**TEXT BLOCK**
_____

Document Type
Article
Publication Title
University of Chicago Law Review
Publication Date
2008
ISSN
0041-9494
Page Number
317
Keywords
Fourth Amendment, data mining, privacy, law enforcement
Disciplines
Fourth Amendment | Law | Privacy Law
Abstract
The government's ability to obtain and analyze recorded information about its citizens through the process known as data mining has expanded enormously over the past decade. Although the best-known government data mining operation (Total Information Awareness, more recently dubbed Terrorism Information Awareness) supposedly no longer exists, large-scale data mining by federal agencies devoted to enforcing criminal and counter-terrorism laws has continued unabated. This paper addresses three puzzles about data mining. First, when data mining is undertaken by the government, does it implicate the Fourth Amendment? Second, does the analysis change when data mining is undertaken by private entities which then make the data or data analysis available to the government? Third, if the Fourth Amendment does impose some restrictions on government data mining, what might they look like? Current Fourth Amendment jurisprudence appears to leave data mining completely unregulated, while most commentators have called for stringent regulation or a prohibition on large-scale operations such as TIA. This paper takes an intermediate position on these issues. The proposed framework requires attention to the type of records obtained via the data mining, the extent to which they can be connected to particular individuals, and the government's goal in obtaining them. Based on proportionality reasoning that I have applied in other contexts, the highest degree of justification for data mining should be required when the data is private in nature and sought in connection with investigation of a particular target. In contrast, data mining that relies on impersonal or anonymized records, or that is sought in an effort to identify a perpetrator of a past or future event, need not as strictly regulated. In aid of this project, I describe a study that investigated lay views on data mining.

_____

**MATERIAL**
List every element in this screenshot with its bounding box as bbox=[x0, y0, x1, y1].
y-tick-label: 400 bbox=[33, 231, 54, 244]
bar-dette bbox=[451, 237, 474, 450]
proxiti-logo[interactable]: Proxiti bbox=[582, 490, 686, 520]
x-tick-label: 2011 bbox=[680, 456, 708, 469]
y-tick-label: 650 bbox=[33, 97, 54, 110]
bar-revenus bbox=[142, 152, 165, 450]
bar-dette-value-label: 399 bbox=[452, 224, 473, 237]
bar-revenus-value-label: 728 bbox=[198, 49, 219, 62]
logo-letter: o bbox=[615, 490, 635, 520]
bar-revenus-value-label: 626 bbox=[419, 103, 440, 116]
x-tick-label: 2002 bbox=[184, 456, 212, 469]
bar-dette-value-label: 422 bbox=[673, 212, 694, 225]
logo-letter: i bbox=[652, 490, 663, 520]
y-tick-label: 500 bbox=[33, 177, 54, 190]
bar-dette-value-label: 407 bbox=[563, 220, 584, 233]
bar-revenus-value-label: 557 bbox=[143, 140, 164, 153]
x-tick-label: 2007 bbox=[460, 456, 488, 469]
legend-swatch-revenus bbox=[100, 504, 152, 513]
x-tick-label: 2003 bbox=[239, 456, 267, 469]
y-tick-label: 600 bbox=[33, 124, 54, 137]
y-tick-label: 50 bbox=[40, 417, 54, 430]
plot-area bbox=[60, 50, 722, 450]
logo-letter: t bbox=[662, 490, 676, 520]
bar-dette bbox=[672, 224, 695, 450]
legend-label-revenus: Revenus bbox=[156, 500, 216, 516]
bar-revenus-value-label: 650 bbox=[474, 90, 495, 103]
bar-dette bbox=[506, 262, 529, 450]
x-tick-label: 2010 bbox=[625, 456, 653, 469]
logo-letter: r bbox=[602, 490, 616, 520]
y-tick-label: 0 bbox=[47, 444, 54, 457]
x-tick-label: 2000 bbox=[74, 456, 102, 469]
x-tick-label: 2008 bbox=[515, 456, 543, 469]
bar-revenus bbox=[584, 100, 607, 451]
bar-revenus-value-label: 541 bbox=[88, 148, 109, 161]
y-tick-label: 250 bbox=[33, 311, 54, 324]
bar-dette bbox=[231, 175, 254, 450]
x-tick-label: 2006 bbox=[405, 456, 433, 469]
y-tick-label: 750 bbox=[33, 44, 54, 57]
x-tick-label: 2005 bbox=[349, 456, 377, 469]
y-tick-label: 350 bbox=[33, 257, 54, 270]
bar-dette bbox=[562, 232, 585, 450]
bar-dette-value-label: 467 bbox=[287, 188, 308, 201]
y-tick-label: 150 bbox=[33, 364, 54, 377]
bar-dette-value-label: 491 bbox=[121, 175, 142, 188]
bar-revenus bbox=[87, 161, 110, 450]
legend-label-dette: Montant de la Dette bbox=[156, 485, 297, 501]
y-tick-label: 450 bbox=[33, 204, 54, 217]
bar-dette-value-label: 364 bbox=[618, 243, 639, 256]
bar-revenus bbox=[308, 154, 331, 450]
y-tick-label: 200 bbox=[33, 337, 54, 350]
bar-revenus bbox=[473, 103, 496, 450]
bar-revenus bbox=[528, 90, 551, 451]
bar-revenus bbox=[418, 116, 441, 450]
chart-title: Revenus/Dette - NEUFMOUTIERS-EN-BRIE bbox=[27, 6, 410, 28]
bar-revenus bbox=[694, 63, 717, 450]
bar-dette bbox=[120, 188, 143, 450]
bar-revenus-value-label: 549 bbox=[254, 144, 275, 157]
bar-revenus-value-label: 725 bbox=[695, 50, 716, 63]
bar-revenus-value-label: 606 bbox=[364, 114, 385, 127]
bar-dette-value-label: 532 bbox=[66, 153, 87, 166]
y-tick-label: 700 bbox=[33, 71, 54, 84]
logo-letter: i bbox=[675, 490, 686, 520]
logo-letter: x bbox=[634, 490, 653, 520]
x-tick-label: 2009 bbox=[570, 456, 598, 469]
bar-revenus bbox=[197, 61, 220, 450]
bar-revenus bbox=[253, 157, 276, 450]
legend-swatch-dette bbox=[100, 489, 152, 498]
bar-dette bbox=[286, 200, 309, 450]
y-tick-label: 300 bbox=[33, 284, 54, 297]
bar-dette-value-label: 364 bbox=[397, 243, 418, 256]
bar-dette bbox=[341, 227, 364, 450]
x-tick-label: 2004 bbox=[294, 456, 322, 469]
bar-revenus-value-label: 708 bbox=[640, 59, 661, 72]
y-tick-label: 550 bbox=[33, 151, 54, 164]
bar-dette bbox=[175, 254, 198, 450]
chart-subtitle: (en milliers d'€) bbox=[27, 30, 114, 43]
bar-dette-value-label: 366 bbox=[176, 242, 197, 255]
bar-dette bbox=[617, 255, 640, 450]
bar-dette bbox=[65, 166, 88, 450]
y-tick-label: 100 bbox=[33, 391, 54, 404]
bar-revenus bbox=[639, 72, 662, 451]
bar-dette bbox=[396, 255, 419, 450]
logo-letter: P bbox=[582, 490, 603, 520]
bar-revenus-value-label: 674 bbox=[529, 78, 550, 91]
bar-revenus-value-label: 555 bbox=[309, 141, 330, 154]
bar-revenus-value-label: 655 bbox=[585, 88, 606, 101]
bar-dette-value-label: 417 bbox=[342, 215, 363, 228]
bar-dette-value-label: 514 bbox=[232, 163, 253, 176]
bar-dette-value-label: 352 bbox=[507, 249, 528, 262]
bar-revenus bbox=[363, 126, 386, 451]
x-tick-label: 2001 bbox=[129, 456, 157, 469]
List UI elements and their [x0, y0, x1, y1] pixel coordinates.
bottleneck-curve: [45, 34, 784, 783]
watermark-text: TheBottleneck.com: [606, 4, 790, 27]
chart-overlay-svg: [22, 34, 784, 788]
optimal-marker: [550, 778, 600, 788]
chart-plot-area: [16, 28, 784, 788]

_____

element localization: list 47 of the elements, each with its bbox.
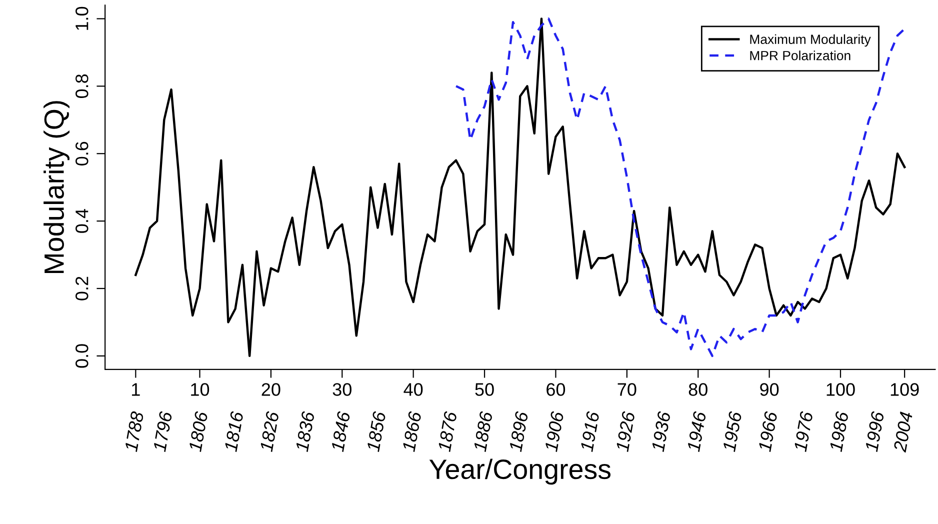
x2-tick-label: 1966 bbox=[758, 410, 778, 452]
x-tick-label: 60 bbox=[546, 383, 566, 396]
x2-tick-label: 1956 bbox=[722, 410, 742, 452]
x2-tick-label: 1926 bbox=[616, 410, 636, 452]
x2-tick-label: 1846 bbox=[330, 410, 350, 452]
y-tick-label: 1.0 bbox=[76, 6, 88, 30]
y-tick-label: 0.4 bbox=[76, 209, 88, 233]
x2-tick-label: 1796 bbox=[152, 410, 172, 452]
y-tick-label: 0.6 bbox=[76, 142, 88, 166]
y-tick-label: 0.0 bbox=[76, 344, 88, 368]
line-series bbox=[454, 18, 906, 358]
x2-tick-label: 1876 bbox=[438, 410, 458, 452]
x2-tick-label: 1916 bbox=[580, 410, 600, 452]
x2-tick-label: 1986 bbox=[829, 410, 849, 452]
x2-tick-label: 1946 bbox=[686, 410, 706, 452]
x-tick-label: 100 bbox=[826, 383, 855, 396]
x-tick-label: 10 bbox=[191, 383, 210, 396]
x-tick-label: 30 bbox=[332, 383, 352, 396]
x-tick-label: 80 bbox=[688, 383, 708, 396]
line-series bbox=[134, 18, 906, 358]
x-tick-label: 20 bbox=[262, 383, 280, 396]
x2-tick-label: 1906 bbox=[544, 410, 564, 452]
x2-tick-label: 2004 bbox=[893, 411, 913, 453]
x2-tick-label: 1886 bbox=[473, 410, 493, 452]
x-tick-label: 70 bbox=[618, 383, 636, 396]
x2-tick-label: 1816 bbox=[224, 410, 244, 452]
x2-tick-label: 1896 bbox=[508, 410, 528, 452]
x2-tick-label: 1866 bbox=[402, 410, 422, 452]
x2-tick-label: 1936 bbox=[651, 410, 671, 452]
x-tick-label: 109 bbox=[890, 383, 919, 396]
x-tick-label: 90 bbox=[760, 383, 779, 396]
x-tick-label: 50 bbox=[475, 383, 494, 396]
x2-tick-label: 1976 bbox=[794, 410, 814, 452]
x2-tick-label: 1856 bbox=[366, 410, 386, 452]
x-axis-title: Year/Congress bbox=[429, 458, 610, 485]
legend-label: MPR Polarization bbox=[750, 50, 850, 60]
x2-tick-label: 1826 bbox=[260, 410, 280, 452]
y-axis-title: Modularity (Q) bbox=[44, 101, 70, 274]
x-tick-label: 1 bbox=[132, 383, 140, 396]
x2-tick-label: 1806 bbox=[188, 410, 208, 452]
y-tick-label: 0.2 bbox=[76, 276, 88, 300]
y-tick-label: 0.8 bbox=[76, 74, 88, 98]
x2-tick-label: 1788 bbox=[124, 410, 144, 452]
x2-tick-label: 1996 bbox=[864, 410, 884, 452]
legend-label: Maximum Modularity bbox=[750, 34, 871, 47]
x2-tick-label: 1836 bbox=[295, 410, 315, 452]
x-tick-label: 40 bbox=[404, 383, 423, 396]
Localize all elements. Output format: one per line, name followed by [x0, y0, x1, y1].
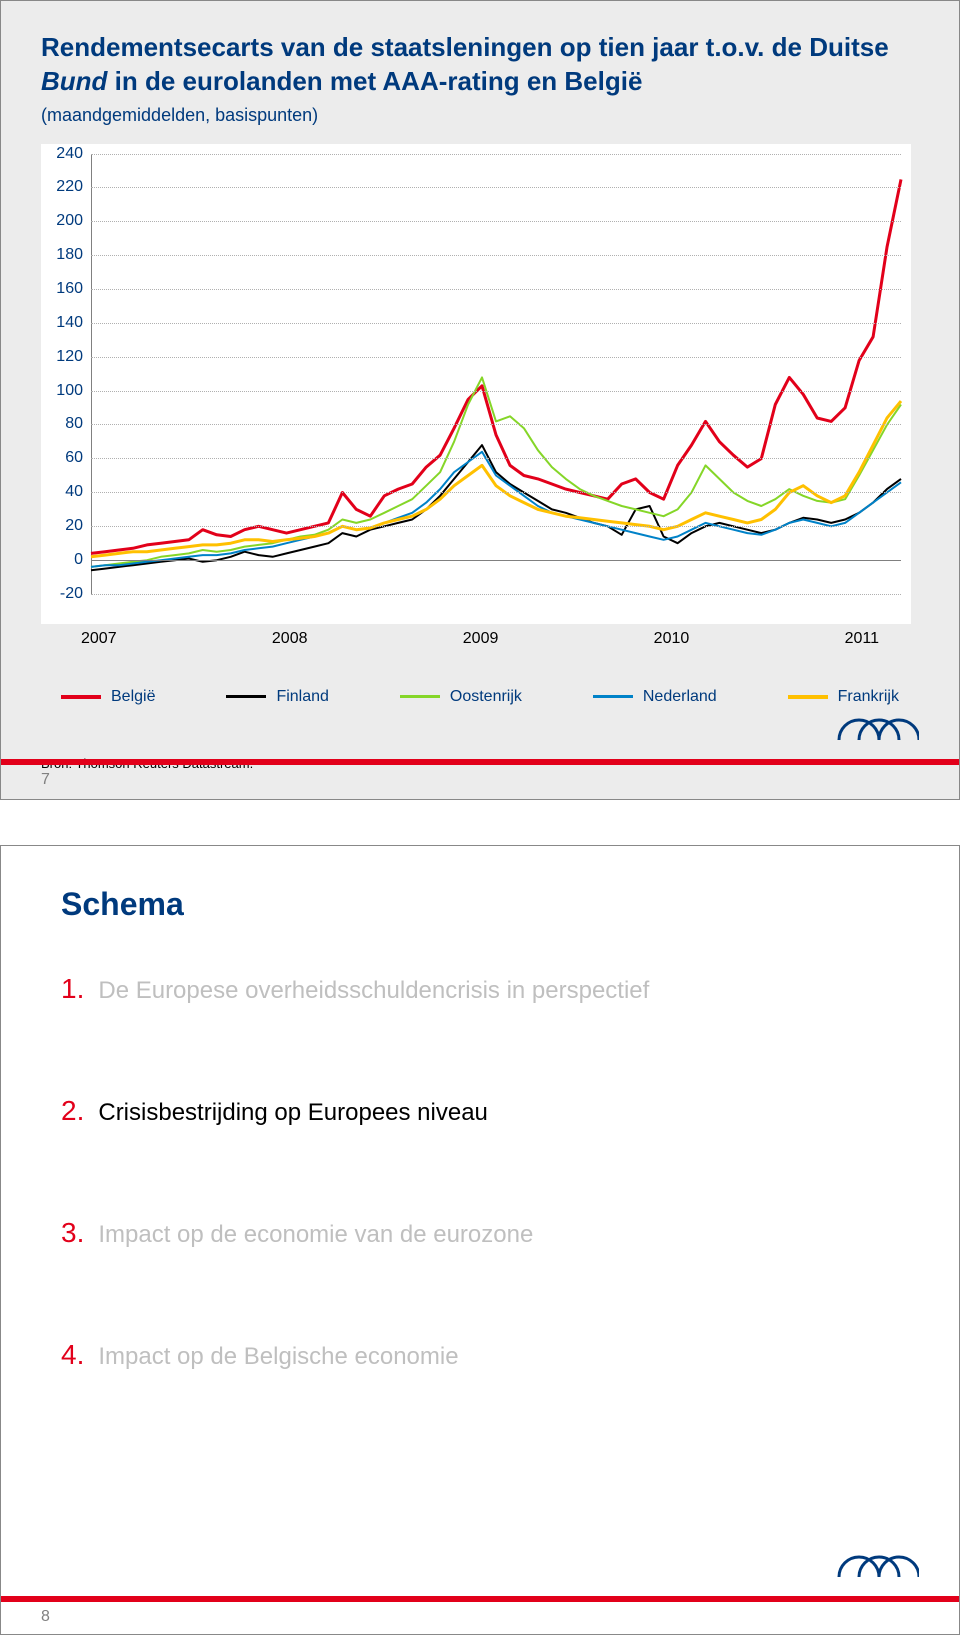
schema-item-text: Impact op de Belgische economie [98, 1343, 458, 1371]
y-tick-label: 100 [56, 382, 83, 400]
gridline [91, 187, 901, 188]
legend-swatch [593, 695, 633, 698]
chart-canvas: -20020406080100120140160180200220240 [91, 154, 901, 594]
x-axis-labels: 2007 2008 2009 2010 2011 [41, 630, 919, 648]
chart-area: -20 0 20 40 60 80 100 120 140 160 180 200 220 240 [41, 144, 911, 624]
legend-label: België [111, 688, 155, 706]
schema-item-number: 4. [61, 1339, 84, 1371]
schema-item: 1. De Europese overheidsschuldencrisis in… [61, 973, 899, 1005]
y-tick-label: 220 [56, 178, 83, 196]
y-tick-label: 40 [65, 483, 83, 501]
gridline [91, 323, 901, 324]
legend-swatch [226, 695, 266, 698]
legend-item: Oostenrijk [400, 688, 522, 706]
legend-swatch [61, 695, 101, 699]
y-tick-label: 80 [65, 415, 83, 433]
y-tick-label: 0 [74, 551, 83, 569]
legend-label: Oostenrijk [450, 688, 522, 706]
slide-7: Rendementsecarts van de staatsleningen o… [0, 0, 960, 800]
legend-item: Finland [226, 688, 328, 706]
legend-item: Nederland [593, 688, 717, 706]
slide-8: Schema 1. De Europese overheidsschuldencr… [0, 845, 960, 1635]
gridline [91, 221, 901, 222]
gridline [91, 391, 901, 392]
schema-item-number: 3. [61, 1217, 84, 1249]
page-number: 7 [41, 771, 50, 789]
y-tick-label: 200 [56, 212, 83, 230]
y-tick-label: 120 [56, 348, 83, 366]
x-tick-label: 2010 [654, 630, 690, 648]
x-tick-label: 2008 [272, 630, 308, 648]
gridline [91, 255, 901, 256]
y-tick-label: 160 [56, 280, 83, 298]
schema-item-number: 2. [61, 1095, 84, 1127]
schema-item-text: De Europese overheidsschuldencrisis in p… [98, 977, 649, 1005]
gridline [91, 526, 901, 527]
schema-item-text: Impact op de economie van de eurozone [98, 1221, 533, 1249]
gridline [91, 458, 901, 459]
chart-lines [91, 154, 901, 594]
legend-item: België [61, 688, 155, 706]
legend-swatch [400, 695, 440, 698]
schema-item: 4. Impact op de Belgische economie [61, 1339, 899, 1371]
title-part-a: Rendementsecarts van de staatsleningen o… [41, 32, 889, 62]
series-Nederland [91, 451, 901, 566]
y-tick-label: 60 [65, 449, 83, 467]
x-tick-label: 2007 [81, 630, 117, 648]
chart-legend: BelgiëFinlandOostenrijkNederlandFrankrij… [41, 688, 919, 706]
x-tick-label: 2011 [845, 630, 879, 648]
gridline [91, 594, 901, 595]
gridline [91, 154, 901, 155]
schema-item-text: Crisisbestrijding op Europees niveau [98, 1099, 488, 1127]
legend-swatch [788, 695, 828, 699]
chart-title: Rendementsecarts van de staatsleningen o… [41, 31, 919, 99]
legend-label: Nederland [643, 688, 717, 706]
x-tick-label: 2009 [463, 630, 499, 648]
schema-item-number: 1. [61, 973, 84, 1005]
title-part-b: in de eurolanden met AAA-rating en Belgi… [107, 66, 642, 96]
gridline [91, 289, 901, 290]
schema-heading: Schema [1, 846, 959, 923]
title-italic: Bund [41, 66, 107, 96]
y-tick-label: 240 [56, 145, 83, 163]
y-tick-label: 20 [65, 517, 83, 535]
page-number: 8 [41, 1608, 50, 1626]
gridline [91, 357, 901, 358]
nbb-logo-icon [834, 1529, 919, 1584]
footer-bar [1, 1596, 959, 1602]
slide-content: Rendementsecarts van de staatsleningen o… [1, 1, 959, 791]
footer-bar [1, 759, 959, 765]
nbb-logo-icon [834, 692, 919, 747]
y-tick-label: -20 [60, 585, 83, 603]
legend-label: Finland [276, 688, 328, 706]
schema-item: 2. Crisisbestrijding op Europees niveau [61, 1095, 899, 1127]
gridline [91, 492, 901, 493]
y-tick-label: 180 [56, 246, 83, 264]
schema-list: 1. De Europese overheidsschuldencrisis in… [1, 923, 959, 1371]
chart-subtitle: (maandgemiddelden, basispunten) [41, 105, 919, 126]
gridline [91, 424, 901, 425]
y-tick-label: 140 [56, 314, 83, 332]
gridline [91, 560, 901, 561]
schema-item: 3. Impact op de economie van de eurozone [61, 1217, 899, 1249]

_____

**THINGS TO DO**
#1 Reproduce the entire text on government data mining and the Fourth Amendment word for word.
#2 In the records, begin at the line containing "schema-item-text: Impact op de Belgische" and stop after the line containing "-20020406080100120140160180200220240 [91, 154, 901, 594]", then copy those lines verbatim and nothing else.

**THE REPLIES**
#1
Document Type
Article
Publication Title
University of Chicago Law Review
Publication Date
2008
ISSN
0041-9494
Page Number
317
Keywords
Fourth Amendment, data mining, privacy, law enforcement
Disciplines
Fourth Amendment | Law | Privacy Law
Abstract
The government's ability to obtain and analyze recorded information about its citizens through the process known as data mining has expanded enormously over the past decade. Although the best-known government data mining operation (Total Information Awareness, more recently dubbed Terrorism Information Awareness) supposedly no longer exists, large-scale data mining by federal agencies devoted to enforcing criminal and counter-terrorism laws has continued unabated. This paper addresses three puzzles about data mining. First, when data mining is undertaken by the government, does it implicate the Fourth Amendment? Second, does the analysis change when data mining is undertaken by private entities which then make the data or data analysis available to the government? Third, if the Fourth Amendment does impose some restrictions on government data mining, what might they look like? Current Fourth Amendment jurisprudence appears to leave data mining completely unregulated, while most commentators have called for stringent regulation or a prohibition on large-scale operations such as TIA. This paper takes an intermediate position on these issues. The proposed framework requires attention to the type of records obtained via the data mining, the extent to which they can be connected to particular individuals, and the government's goal in obtaining them. Based on proportionality reasoning that I have applied in other contexts, the highest degree of justification for data mining should be required when the data is private in nature and sought in connection with investigation of a particular target. In contrast, data mining that relies on impersonal or anonymized records, or that is sought in an effort to identify a perpetrator of a past or future event, need not as strictly regulated. In aid of this project, I describe a study that investigated lay views on data mining.

#2
schema-item-text: Impact op de Belgische economie [98, 1343, 458, 1371]
y-tick-label: 100 [56, 382, 83, 400]
gridline [91, 187, 901, 188]
legend-swatch [593, 695, 633, 698]
chart-canvas: -20020406080100120140160180200220240 [91, 154, 901, 594]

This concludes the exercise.